Metin bölümü —
Teslis, üçleme demektir. Bunun doğrusu tevhit inancıdır. Tevhit birleme demektir; tek ilah, Allah inancıdır. Teslis; İslam’a rağmen bir tanım ve tasnif yapmak demektir. Tanım ve tasnif ne üzerinden ise din onun üzerinden oluşur. Allah; adının, dininin, inanan-inanmayanın adını tayin etmiş, tanımlamış ve İslam ve imanın şartları üzerinden de bir ‘tasnif’ yapmış. Allah, tanım ve tasnif yapandır. “Allah’ın tanım ve tasnifi kesmedi” diyenler de kendisi ayrıca tanım ve tasnif yapıyorlar. Dünyaya bakış, inanç, kavrayış, alan tayini, yürüme ve yaşama biçimi, kesinlikle “tanım ve tasnif” üzerinden tayin edilir. Teslis inançları olmasaydı, kebair günah sektörleri olmayacaktı. Teslis deyince Hıristiyanlıktaki “baba-oğul-ruhulkudüs” akla geliyor. Hâlbuki Türkiye’deki teslis inançları çok daha fazladır. Mesela: 3F Teslisi: Futbol-fado-fiesta// 3H Teslisi: Hizmet-Himmet-Hoşgörü// Osmanlıcılık-İslamcılık -Türkçülük// Sağcı -milliyetçi- muhafazakâr// Konjonktür-reel politik- barış// Hürriyet-adalet-müsavaat// Demokrasi-insan hakları-serbest Pazar// Vitaminler-mikroplar-sosyal güvence// teslisleri gibi daha onlarca teslis var; daha da olacak. Bütün teslislerin temeli; “tez-antitez-sentez” teslisidir. Buna “tez teslisi” diyeceğiz. Tez teslisi tuzağına düşen, karşıtına dönmenin ilanını vermiştir. Çünkü teslis, tevhit dışı bir yöntemdir. Yöntem değişince sonuç da değişir. Zaman içinde Müslim ile gayrimüslim aynı kefeye düşer. Müslüman kendi ambarını unuttuğu zaman karşı tarafın çekim alanına girer; onların kavramları ile kendini ifade eder. Karşı tarafın ambarındaki kavramlar beş çeşittir: İthal ve türedi kavramlar, sloganlar, tuzak bilgi sistemleri (Felsefe, Din sosy. Din Psk. vs.), batı medeniyeti inşa kavramları (kadın/insan hakları vs.) Müslümanların aşırdığı bu beş kavram ekipmanının hepsi; tezdir, iddiadır, doktrindir, ideolojidir, beşeri dünya görüşüdür. İslam’ın tanımlarından habersiz olan, “tez’e, tez ile cevap verir” ve peşi sıra antitez ve sentez’e ulaşır ve tez teslisi çevrimi tamamlanır. Tez teslisi tuzağına şöyle düşülüyor:
Birisi sol kolunu kaldırıyor; bu tezdir. Öbürü sağ kolunu kaldırıyor; bu antitezdir. T. Özal her iki kolunu kafası üstünde birleştirdi; bu sentezdir. Bunlar ideolojik beden dilidir… Birisi, “ben ilericiyim, sen gericisin” dedi. Öbürü; “benim itikadımda, iki günü eşit olan ziyandadır; bizde ilerici-gerici değil; terakki-tedenni tanımları geçerlidir” demesi gerekirken; “hayır ben de ilericiyim” dedi. İlericiyim diyenin tezine sahip çıktı; kraldan çok kralcı oldu… Birisi “tek yol devrim” dedi; öbürü bu tezi (sloganı) aşırdı, yeşile boyadı; “tek yol İslam” dedi. Tevhit değil, tez, teslis, slogan, ideoloji üzerinden kendini ifade etti… TİP, “kula kulluk yetsin” dedi. İsmet Özel, “bu slogan İslami’dir, sizin olamaz” dedi. İsmet Özel kavramları, sloganları bilmediği için tevhit üzerinden değil, TİP’in yöntemi, tezi, sloganı üzerinden kendini ifade etti. Demek ki kavramları bilmedikçe sadece Müslüman olmak, Müslüman’ca bir yöntem edinmeye yetmiyor. Slogana (teze) sahip çıkmayan yok. Niceleri “benim ideolojim” dedi. Necip Fazıl, yazdığı İslami kitaba, İdeolojya Örgüsü dedi. İslam’ı, ideoloji diye tanımlarsan, Allah’a (hâşâ) ideolog yakıştırması kapıda bekler. İdeoloji, tevhide rakip tüm tezlerin ortak çatı adıdır… Niceleri kültürel kimlik dedi. Ahmet Davutoğlu da Stratejik Derinlikte (sığlıkta), kültürel kimlik tanımını/tezini sahiplendi. Doğrusu, İslami kimliktir. Kavramları bilmeyen kesinlikle karşı tarafın çekim alanına girer… Tez teslisi şimdi daha çok kavramlar üzerinden vaki oluyor.

Görevler —
#1 Kayıtların başından "header-comment: /* */ xyxy=(54,211,456,225)" ifadesini içeren satıra kadar olan satırları, bu satır da dâhil olmak üzere, hiçbir değişiklik yapmadan tekrarlayınız.
#2 Teslis ve tevhit konulu metni kaldığı yerden sürdürünüz.

Kaynak malzeme —
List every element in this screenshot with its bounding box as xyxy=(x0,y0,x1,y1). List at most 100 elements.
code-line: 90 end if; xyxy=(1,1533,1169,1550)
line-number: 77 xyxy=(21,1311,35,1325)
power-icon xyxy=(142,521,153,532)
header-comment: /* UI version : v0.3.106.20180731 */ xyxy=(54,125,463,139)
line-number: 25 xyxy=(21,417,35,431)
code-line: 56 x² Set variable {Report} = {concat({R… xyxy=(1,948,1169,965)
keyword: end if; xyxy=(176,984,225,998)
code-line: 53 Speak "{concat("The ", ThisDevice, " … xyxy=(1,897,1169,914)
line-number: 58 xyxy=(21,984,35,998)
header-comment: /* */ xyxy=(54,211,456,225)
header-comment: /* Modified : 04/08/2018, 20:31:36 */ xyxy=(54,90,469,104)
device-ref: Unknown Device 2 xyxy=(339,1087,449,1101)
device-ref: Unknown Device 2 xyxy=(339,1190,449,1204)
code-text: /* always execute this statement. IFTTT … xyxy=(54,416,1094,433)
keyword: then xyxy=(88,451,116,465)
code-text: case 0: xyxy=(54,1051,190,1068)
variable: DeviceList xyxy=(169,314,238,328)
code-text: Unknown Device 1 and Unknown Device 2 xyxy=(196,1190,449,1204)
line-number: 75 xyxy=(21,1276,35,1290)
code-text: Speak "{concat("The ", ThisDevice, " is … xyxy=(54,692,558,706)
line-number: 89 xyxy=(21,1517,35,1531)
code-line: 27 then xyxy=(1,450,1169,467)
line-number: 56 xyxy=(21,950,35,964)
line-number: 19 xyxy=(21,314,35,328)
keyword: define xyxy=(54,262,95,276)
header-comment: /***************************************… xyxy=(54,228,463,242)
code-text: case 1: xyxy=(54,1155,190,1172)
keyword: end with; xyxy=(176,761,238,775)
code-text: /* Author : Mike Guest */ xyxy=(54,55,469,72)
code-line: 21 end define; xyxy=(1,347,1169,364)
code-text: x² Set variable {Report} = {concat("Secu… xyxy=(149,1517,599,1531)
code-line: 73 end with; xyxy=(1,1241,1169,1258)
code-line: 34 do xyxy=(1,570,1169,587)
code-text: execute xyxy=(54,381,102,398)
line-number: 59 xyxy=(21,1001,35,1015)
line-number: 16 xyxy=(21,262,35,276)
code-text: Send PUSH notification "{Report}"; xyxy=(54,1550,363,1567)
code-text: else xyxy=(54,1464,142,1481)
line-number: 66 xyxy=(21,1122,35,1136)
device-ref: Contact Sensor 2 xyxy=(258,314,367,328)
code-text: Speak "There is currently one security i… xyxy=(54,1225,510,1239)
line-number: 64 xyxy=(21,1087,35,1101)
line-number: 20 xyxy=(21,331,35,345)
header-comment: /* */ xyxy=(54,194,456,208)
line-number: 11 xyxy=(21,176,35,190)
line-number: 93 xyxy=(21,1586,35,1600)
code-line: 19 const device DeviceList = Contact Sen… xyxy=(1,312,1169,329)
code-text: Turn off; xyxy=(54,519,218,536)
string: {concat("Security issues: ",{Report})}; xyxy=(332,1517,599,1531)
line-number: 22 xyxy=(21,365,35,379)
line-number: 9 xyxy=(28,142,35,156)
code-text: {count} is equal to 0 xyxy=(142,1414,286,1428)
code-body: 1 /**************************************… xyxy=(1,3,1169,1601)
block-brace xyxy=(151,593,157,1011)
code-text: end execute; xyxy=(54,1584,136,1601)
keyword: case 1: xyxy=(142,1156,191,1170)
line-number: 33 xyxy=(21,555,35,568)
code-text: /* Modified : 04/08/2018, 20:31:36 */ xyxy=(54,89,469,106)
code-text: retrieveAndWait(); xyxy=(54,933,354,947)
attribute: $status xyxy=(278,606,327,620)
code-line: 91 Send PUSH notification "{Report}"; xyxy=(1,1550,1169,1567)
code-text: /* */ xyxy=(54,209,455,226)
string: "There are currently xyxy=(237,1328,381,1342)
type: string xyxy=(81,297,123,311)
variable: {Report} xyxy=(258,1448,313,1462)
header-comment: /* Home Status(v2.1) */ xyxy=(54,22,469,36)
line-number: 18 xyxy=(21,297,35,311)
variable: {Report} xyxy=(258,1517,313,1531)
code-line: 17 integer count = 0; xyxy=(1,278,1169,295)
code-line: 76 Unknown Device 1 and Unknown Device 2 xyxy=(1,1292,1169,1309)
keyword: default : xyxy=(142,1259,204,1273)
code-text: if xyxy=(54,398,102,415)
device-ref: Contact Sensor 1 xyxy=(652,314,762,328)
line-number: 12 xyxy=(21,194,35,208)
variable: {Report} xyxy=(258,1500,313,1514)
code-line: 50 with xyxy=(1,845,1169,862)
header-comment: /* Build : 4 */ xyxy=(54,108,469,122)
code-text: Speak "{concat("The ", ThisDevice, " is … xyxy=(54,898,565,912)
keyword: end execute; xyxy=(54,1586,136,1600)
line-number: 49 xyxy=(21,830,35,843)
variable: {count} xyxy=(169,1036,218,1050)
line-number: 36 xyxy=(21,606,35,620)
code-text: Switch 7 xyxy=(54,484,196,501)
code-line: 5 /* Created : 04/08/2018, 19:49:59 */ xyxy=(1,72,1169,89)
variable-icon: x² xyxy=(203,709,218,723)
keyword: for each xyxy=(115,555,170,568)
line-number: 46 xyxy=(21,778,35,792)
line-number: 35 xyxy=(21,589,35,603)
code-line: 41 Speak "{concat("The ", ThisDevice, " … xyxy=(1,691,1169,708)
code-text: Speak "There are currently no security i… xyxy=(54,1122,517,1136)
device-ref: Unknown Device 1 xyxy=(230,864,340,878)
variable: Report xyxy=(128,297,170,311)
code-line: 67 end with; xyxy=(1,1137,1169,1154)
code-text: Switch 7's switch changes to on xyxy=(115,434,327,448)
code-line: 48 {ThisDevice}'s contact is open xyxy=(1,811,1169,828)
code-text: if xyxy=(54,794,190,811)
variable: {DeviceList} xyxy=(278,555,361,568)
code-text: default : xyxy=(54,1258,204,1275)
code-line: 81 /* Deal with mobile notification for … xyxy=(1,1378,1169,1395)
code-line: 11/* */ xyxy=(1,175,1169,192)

Yanıt listesi —
#1
List every element in this screenshot with its bounding box as xyxy=(x0,y0,x1,y1). List at most 100 elements.
code-line: 90 end if; xyxy=(1,1533,1169,1550)
line-number: 77 xyxy=(21,1311,35,1325)
power-icon xyxy=(142,521,153,532)
header-comment: /* UI version : v0.3.106.20180731 */ xyxy=(54,125,463,139)
line-number: 25 xyxy=(21,417,35,431)
code-line: 56 x² Set variable {Report} = {concat({R… xyxy=(1,948,1169,965)
keyword: end if; xyxy=(176,984,225,998)
code-line: 53 Speak "{concat("The ", ThisDevice, " … xyxy=(1,897,1169,914)
line-number: 58 xyxy=(21,984,35,998)
header-comment: /* */ xyxy=(54,211,456,225)

#2
Niceleri kendi başına da tez teslisini üretiyor. Allah; “benim kelimelerim değiştirilemez” dediği halde, “siyasal İslam, İslami finans, demokratik İslam, Kemalist İslam, radikal İslam” ve böyle onlarca yamalı kavramda; İslami olan kavramlar, İslam dışı kavramlarla sentezleniyor, takas ediliyor, yamalanıyor… A. Taşgetiren ısrarla, muhafazakâr camia, muhafazakâr akıl diyor. İslami camia, İslami akıl demiyor. Tez (ideoloji) merkezli konuşuyor... Erbakan, ‘milli görüş’ dedi. Milli görüş; bir slogan, tez ve ideolojidir. Doğrusu, tevhidi olanı; İslami görüş’tür. Hıristiyanlığın içi nasıl boşaltıldı ise İslam da öyle oldu. Kim ki sükûtla değil; söz ile (ama kavramları bilmesi gerekir) teslis vs. inancından sakındırmıyorsa, “içinizden sadece zalimlere dokunmakla sınırlı kalmayacak olan fitneden sakının” ayetinin tehdidi altındadır. Hüsnü suale açığım; “hakikate açık olan” var mı?